**Written instruction:** Scan the data below for the string "ίδια". Copy every line where it appears.

**Records shown:**
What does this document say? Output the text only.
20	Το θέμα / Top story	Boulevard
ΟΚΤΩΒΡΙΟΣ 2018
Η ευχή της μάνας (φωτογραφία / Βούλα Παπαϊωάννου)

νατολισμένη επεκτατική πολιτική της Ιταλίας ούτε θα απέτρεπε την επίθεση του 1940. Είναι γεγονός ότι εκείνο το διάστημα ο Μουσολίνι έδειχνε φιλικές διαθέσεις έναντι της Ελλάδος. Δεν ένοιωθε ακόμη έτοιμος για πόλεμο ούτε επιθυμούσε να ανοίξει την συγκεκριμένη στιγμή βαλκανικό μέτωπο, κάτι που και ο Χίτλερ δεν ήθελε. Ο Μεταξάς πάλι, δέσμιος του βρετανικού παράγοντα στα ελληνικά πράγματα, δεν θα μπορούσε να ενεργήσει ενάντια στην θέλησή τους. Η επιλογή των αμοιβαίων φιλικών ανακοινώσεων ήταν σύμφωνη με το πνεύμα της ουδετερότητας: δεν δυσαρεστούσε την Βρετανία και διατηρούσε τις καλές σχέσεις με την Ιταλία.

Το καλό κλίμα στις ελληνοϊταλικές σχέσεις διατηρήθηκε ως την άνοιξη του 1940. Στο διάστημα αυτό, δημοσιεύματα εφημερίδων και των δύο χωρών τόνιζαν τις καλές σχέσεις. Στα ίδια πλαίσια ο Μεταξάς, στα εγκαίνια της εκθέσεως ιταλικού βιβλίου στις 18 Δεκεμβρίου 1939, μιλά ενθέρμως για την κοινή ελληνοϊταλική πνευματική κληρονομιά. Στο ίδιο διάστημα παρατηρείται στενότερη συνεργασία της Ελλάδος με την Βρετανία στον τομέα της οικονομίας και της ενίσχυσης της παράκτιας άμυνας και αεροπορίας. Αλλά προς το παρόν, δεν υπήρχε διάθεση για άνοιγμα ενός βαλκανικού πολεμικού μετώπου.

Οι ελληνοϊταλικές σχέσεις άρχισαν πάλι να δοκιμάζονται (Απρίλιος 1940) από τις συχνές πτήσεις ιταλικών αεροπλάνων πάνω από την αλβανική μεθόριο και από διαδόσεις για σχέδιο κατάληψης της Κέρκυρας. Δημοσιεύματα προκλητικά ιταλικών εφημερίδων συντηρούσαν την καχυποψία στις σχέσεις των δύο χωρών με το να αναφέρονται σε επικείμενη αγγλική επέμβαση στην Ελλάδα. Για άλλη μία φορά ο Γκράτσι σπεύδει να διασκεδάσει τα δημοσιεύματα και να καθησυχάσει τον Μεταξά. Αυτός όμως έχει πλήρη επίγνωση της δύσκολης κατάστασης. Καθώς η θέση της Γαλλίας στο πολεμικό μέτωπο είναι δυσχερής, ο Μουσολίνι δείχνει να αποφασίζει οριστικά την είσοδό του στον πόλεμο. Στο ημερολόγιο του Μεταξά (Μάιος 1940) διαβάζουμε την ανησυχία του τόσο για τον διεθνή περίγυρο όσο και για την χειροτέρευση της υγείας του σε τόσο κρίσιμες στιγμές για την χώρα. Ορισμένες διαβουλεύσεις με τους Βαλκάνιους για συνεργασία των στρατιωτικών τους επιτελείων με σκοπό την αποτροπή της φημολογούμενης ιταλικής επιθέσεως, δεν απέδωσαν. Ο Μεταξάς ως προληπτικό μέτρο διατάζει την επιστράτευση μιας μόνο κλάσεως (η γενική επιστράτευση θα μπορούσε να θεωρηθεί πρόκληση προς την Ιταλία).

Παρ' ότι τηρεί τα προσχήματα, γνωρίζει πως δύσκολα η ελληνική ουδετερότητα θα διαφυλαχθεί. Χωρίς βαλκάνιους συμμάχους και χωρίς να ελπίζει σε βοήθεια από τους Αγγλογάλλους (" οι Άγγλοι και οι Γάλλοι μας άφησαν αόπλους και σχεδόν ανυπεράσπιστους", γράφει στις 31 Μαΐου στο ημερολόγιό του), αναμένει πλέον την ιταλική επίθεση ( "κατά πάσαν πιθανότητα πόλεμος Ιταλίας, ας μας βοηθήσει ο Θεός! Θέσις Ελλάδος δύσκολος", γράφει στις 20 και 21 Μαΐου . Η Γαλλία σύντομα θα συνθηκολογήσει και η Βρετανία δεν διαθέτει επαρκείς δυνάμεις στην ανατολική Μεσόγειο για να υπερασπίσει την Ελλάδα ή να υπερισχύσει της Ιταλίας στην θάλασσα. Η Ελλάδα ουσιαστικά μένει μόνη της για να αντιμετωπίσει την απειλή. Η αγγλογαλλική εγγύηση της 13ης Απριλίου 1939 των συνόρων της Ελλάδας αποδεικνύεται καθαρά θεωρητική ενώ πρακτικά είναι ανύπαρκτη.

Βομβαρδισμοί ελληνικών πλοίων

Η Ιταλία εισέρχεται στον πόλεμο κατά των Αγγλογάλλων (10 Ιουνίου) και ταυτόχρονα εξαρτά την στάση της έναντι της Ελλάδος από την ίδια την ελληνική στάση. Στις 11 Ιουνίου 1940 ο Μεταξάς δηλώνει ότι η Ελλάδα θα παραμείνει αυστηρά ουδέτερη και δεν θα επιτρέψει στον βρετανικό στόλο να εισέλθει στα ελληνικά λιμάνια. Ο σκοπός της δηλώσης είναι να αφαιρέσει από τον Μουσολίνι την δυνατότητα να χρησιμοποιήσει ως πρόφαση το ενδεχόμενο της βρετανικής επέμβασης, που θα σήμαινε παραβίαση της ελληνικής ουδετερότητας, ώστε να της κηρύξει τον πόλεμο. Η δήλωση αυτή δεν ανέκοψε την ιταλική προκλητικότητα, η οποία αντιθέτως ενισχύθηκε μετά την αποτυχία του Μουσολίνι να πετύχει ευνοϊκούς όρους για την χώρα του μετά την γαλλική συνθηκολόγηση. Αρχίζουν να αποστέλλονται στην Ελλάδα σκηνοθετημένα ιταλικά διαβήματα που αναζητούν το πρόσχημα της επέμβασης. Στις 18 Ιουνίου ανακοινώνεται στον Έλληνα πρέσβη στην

**Answer to this problem:**
Το καλό κλίμα στις ελληνοϊταλικές σχέσεις διατηρήθηκε ως την άνοιξη του 1940. Στο διάστημα αυτό, δημοσιεύματα εφημερίδων και των δύο χωρών τόνιζαν τις καλές σχέσεις. Στα ίδια πλαίσια ο Μεταξάς, στα εγκαίνια της εκθέσεως ιταλικού βιβλίου στις 18 Δεκεμβρίου 1939, μιλά ενθέρμως για την κοινή ελληνοϊταλική πνευματική κληρονομιά. Στο ίδιο διάστημα παρατηρείται στενότερη συνεργασία της Ελλάδος με την Βρετανία στον τομέα της οικονομίας και της ενίσχυσης της παράκτιας άμυνας και αεροπορίας. Αλλά προς το παρόν, δεν υπήρχε διάθεση για άνοιγμα ενός βαλκανικού πολεμικού μετώπου.
Η Ιταλία εισέρχεται στον πόλεμο κατά των Αγγλογάλλων (10 Ιουνίου) και ταυτόχρονα εξαρτά την στάση της έναντι της Ελλάδος από την ίδια την ελληνική στάση. Στις 11 Ιουνίου 1940 ο Μεταξάς δηλώνει ότι η Ελλάδα θα παραμείνει αυστηρά ουδέτερη και δεν θα επιτρέψει στον βρετανικό στόλο να εισέλθει στα ελληνικά λιμάνια. Ο σκοπός της δηλώσης είναι να αφαιρέσει από τον Μουσολίνι την δυνατότητα να χρησιμοποιήσει ως πρόφαση το ενδεχόμενο της βρετανικής επέμβασης, που θα σήμαινε παραβίαση της ελληνικής ουδετερότητας, ώστε να της κηρύξει τον πόλεμο. Η δήλωση αυτή δεν ανέκοψε την ιταλική προκλητικότητα, η οποία αντιθέτως ενισχύθηκε μετά την αποτυχία του Μουσολίνι να πετύχει ευνοϊκούς όρους για την χώρα του μετά την γαλλική συνθηκολόγηση. Αρχίζουν να αποστέλλονται στην Ελλάδα σκηνοθετημένα ιταλικά διαβήματα που αναζητούν το πρόσχημα της επέμβασης. Στις 18 Ιουνίου ανακοινώνεται στον Έλληνα πρέσβη στην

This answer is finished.